Exercise instructions » Whenever a line of the material contains the string "horizontal", it should be copied.

---*---

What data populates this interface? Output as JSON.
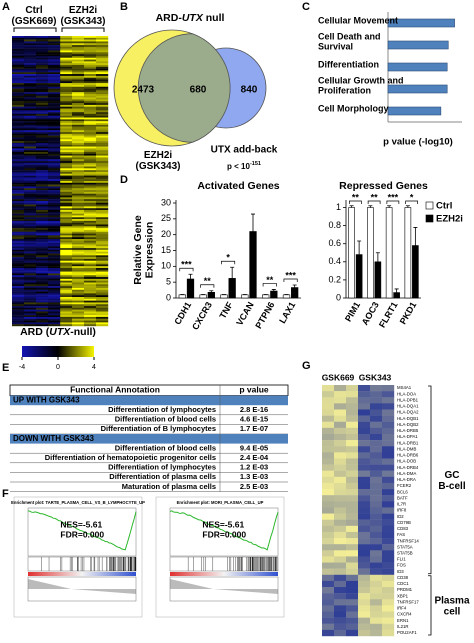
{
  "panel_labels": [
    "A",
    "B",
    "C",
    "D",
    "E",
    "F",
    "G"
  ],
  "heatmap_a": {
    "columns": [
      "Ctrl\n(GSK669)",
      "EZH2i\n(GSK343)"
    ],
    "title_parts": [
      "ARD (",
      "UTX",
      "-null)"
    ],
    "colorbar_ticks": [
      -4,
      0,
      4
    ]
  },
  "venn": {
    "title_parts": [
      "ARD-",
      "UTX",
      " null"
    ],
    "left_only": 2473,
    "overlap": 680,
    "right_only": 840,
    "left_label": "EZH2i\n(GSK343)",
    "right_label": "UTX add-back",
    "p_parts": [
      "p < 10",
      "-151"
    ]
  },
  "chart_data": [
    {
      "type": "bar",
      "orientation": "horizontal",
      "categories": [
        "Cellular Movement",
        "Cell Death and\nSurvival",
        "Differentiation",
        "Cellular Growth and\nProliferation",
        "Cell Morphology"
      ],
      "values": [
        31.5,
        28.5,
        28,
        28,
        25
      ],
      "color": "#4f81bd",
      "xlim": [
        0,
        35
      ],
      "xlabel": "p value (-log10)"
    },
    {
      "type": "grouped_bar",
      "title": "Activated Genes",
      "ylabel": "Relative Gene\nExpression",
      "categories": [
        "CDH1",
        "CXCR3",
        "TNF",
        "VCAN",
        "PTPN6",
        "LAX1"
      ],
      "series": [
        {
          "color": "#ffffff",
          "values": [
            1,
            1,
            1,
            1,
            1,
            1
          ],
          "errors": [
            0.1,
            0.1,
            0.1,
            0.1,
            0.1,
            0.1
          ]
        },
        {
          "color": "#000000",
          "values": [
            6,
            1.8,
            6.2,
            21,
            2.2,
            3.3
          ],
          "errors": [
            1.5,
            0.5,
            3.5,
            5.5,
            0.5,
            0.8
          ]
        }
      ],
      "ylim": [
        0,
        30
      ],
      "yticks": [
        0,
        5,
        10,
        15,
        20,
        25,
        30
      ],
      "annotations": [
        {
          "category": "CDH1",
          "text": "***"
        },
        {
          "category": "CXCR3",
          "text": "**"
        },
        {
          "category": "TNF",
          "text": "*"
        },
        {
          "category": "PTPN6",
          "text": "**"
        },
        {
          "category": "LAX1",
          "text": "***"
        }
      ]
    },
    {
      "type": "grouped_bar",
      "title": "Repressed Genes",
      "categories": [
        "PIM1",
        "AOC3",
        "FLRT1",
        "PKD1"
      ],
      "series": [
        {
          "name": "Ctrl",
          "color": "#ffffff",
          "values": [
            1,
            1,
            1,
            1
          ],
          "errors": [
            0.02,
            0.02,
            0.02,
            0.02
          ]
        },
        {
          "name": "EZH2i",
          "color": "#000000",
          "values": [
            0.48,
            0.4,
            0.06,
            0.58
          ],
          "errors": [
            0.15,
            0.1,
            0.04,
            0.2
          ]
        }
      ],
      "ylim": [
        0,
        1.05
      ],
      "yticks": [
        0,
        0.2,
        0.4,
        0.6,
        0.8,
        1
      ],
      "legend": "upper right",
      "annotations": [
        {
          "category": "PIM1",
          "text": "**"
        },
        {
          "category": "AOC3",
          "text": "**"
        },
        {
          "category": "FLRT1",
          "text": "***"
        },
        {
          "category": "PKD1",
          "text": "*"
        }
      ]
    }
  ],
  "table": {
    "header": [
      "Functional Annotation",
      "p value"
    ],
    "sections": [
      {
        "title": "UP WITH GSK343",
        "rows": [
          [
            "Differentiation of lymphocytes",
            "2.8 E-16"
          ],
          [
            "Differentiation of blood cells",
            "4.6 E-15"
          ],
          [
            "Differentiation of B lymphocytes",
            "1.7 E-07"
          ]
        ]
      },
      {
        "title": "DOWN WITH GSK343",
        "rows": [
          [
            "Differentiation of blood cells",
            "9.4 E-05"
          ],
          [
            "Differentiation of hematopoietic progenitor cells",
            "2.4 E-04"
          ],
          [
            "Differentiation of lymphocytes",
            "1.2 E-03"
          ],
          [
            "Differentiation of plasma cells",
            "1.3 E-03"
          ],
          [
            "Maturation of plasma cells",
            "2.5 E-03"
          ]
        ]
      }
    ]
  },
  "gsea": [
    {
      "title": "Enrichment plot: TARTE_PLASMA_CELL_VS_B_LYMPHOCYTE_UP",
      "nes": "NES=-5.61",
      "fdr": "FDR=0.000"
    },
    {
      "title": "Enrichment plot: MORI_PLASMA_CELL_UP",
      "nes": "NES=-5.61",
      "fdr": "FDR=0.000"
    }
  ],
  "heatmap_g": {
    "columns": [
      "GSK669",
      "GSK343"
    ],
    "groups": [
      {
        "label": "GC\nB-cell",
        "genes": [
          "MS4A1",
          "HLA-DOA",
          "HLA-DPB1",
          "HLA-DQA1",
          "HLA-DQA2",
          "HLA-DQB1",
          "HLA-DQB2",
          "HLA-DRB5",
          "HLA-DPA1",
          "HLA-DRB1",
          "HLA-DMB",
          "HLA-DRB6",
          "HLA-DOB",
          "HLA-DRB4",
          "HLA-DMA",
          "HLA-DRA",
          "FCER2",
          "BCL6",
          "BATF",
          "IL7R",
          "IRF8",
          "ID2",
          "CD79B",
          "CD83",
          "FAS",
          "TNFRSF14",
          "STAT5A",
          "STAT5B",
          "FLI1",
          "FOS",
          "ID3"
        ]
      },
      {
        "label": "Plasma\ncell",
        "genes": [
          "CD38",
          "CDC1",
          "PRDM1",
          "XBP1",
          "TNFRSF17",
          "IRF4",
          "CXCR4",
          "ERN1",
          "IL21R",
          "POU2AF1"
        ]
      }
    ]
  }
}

---*---

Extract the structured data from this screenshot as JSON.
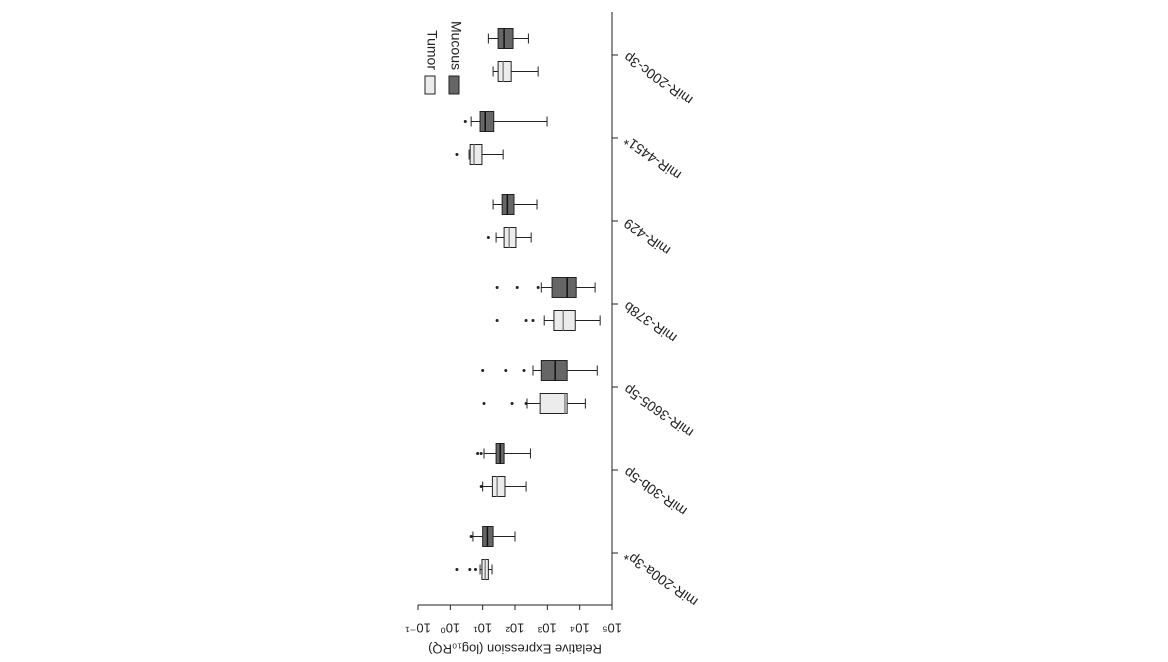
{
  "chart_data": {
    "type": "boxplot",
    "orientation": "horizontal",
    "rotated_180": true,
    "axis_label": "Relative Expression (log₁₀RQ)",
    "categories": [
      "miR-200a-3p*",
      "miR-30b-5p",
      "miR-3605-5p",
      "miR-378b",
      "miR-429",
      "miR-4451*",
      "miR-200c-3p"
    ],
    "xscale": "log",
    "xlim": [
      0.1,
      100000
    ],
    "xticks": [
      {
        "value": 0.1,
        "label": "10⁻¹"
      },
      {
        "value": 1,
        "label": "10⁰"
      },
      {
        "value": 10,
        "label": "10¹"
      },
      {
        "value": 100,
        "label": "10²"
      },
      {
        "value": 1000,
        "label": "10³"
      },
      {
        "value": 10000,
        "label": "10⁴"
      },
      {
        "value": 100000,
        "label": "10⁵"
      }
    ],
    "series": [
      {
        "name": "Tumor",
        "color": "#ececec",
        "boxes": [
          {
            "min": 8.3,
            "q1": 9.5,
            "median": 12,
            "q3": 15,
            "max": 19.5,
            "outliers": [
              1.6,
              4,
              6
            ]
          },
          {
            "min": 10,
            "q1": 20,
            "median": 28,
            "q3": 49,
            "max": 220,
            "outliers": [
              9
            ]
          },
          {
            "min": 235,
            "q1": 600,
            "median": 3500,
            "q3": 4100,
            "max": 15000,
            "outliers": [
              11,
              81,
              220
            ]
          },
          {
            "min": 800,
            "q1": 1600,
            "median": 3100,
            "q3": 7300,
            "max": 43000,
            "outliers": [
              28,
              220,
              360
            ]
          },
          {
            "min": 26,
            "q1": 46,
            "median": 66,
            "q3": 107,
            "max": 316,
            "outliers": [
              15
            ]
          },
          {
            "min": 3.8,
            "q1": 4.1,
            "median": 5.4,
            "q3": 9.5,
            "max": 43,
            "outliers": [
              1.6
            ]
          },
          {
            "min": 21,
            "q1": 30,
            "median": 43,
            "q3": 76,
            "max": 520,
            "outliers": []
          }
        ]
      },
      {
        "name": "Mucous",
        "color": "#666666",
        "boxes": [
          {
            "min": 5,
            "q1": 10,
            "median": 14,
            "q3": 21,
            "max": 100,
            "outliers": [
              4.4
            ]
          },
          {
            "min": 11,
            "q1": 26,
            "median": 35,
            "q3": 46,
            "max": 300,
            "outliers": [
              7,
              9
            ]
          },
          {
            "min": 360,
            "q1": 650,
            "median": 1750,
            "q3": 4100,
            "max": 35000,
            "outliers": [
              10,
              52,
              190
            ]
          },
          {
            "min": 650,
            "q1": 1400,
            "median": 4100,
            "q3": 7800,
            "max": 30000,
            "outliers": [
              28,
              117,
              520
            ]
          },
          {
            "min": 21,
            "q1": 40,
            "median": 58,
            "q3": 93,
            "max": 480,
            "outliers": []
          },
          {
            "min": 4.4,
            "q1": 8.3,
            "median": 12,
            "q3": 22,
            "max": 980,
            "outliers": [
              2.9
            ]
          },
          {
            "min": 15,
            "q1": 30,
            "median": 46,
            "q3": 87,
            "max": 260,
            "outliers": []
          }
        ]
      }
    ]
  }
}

---*---

Written solution »
      "orientation": "horizontal",
    "orientation": "horizontal",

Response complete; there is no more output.